▶ THE REQUEST: Take every line that has the string "Software" and copy it out.

====

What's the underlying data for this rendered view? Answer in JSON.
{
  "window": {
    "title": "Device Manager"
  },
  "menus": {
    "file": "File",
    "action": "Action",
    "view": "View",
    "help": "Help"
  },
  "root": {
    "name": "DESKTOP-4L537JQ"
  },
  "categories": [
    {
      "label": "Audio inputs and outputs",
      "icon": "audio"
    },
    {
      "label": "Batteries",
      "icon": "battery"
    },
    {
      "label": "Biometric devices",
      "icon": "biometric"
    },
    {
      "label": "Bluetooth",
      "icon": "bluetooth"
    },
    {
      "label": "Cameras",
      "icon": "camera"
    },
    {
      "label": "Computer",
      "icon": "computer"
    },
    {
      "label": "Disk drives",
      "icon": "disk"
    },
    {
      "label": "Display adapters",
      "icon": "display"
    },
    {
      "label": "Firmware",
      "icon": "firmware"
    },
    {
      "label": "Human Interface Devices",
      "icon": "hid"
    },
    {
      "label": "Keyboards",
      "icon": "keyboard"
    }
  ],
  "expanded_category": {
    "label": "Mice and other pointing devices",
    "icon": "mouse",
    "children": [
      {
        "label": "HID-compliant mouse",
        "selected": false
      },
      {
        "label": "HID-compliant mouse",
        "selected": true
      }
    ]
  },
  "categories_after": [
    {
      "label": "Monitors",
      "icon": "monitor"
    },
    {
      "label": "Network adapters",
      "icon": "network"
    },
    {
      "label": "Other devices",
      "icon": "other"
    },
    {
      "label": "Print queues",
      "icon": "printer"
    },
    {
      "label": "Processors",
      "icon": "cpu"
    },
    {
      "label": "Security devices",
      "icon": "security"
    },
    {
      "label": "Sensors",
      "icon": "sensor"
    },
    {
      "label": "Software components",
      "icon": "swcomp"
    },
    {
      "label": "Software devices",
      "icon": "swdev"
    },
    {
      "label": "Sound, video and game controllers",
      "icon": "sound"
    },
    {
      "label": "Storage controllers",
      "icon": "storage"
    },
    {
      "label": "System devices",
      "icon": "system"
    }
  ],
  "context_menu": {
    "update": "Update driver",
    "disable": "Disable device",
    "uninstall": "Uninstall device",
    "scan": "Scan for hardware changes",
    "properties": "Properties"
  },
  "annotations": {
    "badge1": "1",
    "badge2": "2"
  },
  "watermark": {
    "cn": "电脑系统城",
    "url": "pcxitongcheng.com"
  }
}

====

▶ ANSWER IN FULL:
      "label": "Software components",
      "label": "Software devices",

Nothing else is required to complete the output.